**TEXT UNDER STUDY**.
Content starts
To evaluate the effects of red cell transfusion on mortality and morbidity on patients with congenital heart disease at the time of cardiac surgery.

Search strategy: 

We searched 11 bibliographic databases and three ongoing trials databases including the Cochrane Central Register of Controlled Trials (CENTRAL) (Issue 5, 2013), MEDLINE (Ovid, 1950 to 11 June 2013), EMBASE (Ovid, 1980 to 11 June 2013), ClinicalTrials.gov, World Health Organization (WHO) ICTRP and the ISRCTN Register (to June 2013). We also searched references of all identified trials, relevant review articles and abstracts from between 2006 and 2010 of the most relevant conferences. We did not limit the searches by language of publication.

Selection criteria: 

We included randomised controlled trials (RCTs) comparing red cell transfusion interventions in patients undergoing cardiac surgery for congenital heart disease. We included participants of any age (neonates, paediatrics and adults) and with any type of congenital heart disease (cyanotic or acyanotic). We excluded patients with congenital heart disease undergoing non-cardiac surgery. No co-morbidities were excluded.

Data collection and analysis: 

Two review authors independently assessed trial quality and extracted data. We contacted study authors for additional information.

Main results: 

We identified 11 trials (862 participants). All trials were in neonatal or paediatric populations. The trials covered only three areas of interest: restrictive versus liberal transfusion triggers (two trials), leukoreduction versus non-leukoreduction (two trials) and standard versus non-standard cardiopulmonary bypass (CPB) prime (seven trials). Owing to the clinical diversity in the participant groups (cyanotic (three trials), acyanotic (four trials) or mixed (four trials)) and the intervention groups, it was not appropriate to pool data in a meta-analysis. No study reported data for all the outcomes of interest to this review. Risk of bias was mixed across the included trials, with only attrition bias being low across all trials. Blinding of study personnel and participants was not always possible, depending on the intervention being used.
Content ends
**REQUIREMENT 1**. Check each statement against the summary on red cell transfusion in congenital heart surgery: (a) the searches were restricted to English-language publications; (b) every included trial studied neonatal or pediatric patients; (c) the trial data were pooled in a meta-analysis. For each, answer yes or no and quote the words that settle it.
**REQUIREMENT 2**. Extend the summary on red cell transfusion in congenital heart surgery, picking up right after its final sentence.

**STORED DATA**.
Content starts
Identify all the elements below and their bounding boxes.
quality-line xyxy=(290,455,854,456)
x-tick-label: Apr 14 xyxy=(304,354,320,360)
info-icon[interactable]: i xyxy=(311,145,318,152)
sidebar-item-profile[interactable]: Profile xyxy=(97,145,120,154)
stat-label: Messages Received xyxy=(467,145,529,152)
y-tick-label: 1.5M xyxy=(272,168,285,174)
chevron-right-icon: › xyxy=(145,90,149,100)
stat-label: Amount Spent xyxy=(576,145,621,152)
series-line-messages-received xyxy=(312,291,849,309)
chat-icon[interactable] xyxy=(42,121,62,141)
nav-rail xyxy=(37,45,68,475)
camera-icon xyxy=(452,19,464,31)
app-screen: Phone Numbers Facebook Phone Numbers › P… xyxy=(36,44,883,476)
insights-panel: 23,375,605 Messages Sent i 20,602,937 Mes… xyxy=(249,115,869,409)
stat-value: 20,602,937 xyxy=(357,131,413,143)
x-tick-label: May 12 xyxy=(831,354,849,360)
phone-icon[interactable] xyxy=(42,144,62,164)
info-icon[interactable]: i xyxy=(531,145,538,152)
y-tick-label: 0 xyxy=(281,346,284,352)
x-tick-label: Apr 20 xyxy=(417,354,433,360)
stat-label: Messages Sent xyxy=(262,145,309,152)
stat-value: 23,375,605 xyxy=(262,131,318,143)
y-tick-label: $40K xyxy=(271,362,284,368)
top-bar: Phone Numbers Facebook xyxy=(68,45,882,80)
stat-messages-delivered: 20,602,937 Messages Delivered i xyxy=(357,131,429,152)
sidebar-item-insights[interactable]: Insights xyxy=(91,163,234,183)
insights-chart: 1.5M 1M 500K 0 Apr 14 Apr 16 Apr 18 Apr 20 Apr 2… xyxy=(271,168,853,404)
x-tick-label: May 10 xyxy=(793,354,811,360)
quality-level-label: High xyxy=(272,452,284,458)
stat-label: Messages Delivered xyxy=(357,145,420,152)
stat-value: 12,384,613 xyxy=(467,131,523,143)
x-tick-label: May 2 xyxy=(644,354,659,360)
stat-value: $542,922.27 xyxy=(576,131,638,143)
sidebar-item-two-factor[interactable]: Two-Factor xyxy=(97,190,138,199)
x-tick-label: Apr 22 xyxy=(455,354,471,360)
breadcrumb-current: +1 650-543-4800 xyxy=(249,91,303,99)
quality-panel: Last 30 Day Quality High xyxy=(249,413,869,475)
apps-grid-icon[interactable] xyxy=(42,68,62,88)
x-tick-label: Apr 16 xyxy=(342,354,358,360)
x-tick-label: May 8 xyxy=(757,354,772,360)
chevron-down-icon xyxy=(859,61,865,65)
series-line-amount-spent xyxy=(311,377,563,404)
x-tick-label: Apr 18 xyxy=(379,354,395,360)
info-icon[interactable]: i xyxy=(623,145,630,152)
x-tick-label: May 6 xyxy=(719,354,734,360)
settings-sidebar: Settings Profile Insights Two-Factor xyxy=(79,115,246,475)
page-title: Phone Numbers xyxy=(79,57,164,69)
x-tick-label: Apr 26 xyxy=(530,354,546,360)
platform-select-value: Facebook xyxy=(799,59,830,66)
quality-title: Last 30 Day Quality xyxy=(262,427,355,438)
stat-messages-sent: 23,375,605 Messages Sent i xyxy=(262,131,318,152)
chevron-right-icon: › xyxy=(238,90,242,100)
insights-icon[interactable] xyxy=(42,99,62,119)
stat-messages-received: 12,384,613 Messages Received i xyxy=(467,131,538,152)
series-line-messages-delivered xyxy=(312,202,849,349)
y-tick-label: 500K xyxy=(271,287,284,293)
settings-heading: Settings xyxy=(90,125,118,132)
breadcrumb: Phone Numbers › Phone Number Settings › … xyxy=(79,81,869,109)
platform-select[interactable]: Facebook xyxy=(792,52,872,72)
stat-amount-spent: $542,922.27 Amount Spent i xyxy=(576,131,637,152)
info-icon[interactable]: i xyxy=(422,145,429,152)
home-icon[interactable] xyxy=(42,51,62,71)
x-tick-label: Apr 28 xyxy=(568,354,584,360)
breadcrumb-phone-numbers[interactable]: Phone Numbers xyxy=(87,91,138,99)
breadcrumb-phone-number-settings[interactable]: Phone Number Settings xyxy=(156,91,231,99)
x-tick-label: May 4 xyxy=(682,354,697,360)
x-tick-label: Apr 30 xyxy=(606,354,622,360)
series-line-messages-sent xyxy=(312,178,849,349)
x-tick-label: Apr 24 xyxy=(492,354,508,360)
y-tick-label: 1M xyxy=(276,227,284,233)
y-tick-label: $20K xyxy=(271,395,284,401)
Content ends
**EXPECTED ANSWER 1**.
(a) No: "We did not limit the searches by language of publication."
(b) Yes: "All trials were in neonatal or paediatric populations."
(c) No: "it was not appropriate to pool data in a meta-analysis."

**EXPECTED ANSWER 2**.
Five trials (628 participants) reported the primary outcome: 30-day mortality. In three trials (a trial evaluating restrictive and liberal transfusion (125 participants), a trial of cell salvage during CPB (309 participants) and a trial of washed red blood cells during CPB (128 participants)), there was no clear difference in mortality at 30 days between the intervention arms. In two trials comparing standard and non-standard CPB prime, there were no deaths in either randomised group. Long-term mortality was similar between randomised groups in one trial each comparing restrictive and liberal transfusion or standard and non-standard CPB prime.

Four trials explored a range of adverse effects following red cell transfusion. Kidney failure was the only adverse event that was significantly different: patients receiving cell salvaged red blood cells during CPB were less likely to have renal failure than patients not exposed to cell salvage (risk ratio (RR) 0.26, 95% confidence interval (CI) 0.09 to 0.79, 1 study, 309 participants). There was insufficient evidence to determine whether there was a difference between transfusion strategies for any other severe adverse events.

The duration of mechanical ventilation was measured in seven trials (768 participants). Overall, there was no consistent difference in the duration of mechanical ventilation between the intervention and control arms.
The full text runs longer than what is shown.